__Stated problem__
In this exercise, return the whole listing exactly, excluding any images.
====== Input material
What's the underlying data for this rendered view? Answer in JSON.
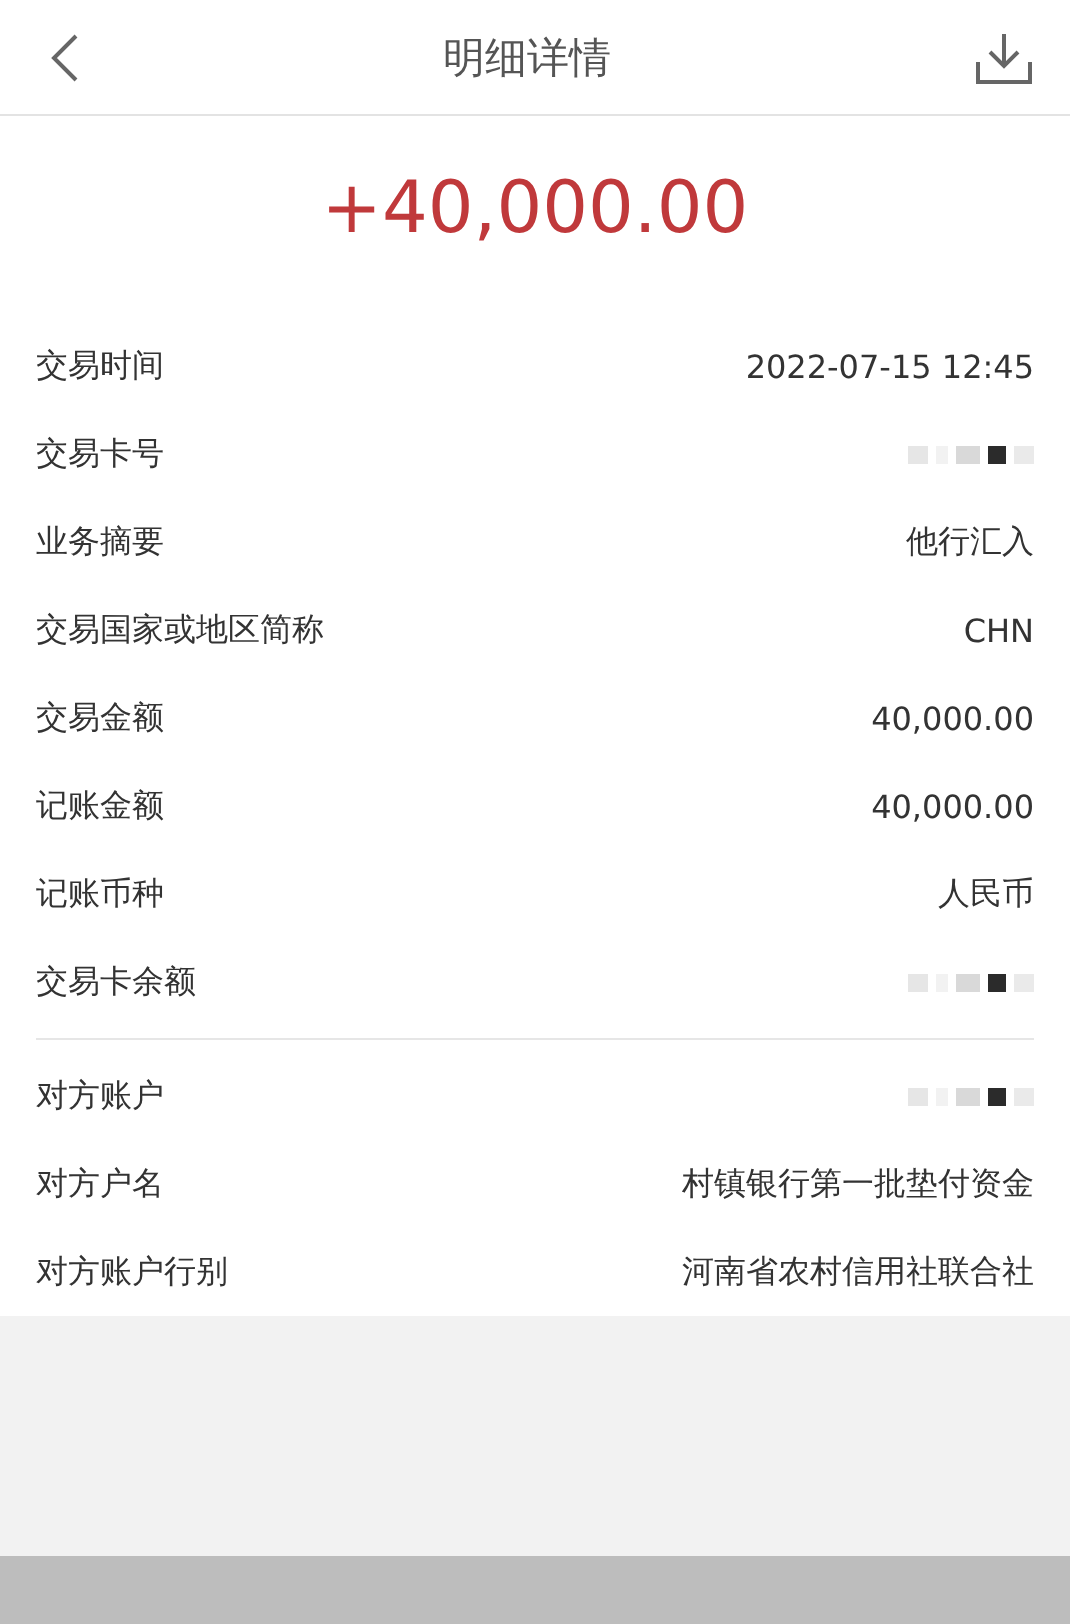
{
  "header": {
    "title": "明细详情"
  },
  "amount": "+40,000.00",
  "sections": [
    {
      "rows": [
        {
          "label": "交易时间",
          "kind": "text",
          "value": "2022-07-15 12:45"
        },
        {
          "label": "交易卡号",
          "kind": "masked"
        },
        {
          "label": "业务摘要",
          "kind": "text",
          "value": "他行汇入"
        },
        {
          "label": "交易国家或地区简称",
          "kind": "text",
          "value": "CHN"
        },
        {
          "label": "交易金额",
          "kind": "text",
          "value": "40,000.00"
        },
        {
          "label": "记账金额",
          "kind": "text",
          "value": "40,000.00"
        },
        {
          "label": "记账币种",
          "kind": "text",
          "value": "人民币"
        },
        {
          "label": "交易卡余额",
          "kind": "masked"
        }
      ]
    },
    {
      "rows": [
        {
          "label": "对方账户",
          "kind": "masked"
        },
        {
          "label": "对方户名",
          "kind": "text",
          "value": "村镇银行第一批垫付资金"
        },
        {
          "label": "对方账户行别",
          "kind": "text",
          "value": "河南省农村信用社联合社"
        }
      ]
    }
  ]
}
============
__Exercise answer__
What's the underlying data for this rendered view? Answer in JSON.
{
  "header": {
    "title": "明细详情"
  },
  "amount": "+40,000.00",
  "sections": [
    {
      "rows": [
        {
          "label": "交易时间",
          "kind": "text",
          "value": "2022-07-15 12:45"
        },
        {
          "label": "交易卡号",
          "kind": "masked"
        },
        {
          "label": "业务摘要",
          "kind": "text",
          "value": "他行汇入"
        },
        {
          "label": "交易国家或地区简称",
          "kind": "text",
          "value": "CHN"
        },
        {
          "label": "交易金额",
          "kind": "text",
          "value": "40,000.00"
        },
        {
          "label": "记账金额",
          "kind": "text",
          "value": "40,000.00"
        },
        {
          "label": "记账币种",
          "kind": "text",
          "value": "人民币"
        },
        {
          "label": "交易卡余额",
          "kind": "masked"
        }
      ]
    },
    {
      "rows": [
        {
          "label": "对方账户",
          "kind": "masked"
        },
        {
          "label": "对方户名",
          "kind": "text",
          "value": "村镇银行第一批垫付资金"
        },
        {
          "label": "对方账户行别",
          "kind": "text",
          "value": "河南省农村信用社联合社"
        }
      ]
    }
  ]
}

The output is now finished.